__What the task requires__.
Below, find each line holding "cuando" and state how many there are, using the number alone.
··· Data supplied ···
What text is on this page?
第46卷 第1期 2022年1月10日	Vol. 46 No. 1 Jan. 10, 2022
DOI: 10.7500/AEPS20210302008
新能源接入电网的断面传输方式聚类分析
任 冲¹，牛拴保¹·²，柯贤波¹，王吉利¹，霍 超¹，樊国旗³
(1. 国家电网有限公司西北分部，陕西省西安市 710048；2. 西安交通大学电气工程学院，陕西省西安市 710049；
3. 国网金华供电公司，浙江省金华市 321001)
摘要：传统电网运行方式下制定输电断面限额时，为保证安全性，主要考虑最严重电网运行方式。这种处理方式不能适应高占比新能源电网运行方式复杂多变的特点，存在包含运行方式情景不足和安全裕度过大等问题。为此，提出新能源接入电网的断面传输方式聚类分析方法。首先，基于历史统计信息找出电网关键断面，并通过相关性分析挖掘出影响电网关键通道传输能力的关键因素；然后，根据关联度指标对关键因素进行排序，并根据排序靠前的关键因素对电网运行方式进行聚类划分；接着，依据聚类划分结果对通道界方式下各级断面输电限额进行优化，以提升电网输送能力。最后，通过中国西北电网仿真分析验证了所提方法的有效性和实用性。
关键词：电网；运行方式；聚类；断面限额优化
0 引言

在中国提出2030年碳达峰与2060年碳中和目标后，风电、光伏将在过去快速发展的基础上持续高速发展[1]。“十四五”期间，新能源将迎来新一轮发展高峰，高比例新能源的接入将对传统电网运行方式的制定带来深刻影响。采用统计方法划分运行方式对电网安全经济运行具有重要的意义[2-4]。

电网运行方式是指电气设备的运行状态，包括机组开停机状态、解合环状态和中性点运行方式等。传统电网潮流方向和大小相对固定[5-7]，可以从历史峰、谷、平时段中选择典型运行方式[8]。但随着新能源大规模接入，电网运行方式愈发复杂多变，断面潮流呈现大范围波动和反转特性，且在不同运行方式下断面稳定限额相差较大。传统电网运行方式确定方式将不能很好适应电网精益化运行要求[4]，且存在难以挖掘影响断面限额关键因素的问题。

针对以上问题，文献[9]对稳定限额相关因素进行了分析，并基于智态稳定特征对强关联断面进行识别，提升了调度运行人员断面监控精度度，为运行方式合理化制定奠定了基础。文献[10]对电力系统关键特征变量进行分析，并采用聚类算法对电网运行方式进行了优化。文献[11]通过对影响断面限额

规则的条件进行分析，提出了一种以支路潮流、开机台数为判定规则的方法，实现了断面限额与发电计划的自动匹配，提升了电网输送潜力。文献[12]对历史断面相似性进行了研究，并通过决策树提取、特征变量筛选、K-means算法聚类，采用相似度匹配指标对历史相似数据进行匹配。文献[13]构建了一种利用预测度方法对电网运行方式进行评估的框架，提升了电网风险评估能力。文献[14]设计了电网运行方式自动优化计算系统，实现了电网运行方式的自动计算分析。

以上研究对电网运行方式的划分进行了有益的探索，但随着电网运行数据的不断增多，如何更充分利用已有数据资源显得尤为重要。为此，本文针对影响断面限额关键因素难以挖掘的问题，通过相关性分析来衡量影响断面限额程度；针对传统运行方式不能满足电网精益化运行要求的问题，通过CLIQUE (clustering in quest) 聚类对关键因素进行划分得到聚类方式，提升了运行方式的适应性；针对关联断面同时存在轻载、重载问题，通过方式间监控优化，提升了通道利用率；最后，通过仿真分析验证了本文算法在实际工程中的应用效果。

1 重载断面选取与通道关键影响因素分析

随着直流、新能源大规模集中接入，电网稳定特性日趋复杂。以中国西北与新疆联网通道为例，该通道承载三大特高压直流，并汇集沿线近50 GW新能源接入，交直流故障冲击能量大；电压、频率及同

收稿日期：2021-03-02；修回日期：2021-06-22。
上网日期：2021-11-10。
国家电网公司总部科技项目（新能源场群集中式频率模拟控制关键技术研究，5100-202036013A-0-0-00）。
···
··· Data supplied ···
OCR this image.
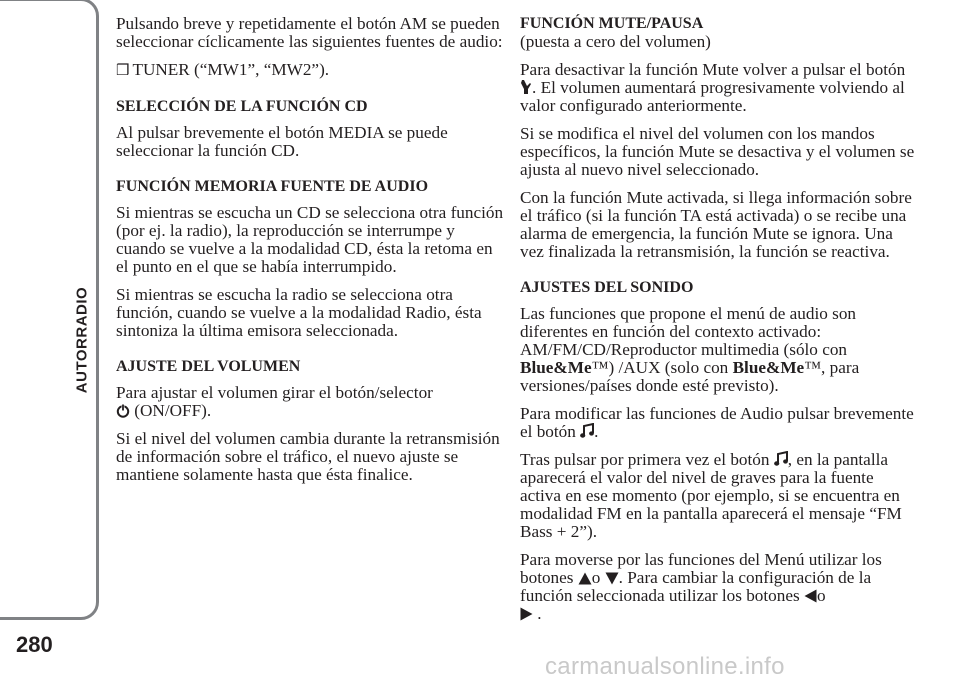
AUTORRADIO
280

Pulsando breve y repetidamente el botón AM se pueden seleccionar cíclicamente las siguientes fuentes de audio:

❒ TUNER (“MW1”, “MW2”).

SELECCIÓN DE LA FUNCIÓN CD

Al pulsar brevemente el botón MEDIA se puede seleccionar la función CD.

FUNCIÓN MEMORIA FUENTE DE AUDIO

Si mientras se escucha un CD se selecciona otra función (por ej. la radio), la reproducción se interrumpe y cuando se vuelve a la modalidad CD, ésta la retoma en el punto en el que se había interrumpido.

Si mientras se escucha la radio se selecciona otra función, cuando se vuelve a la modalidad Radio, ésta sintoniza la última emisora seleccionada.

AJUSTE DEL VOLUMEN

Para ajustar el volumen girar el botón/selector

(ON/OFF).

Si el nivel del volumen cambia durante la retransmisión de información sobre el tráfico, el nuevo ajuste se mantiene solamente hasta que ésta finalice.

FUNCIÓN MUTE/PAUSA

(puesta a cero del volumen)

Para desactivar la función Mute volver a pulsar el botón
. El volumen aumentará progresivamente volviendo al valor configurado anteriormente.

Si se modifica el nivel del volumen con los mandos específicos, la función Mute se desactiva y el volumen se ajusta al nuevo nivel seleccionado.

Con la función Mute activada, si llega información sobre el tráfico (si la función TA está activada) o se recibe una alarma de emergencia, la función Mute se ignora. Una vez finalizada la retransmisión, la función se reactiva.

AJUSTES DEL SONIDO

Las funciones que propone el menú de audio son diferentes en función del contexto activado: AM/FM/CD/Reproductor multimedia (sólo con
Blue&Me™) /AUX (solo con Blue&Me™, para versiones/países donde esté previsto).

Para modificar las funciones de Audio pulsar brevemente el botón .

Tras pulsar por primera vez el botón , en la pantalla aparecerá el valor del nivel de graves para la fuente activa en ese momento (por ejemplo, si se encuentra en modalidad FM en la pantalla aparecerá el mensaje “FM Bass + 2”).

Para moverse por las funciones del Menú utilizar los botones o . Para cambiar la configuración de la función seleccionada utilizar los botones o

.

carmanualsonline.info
···
__Problem solution__.
2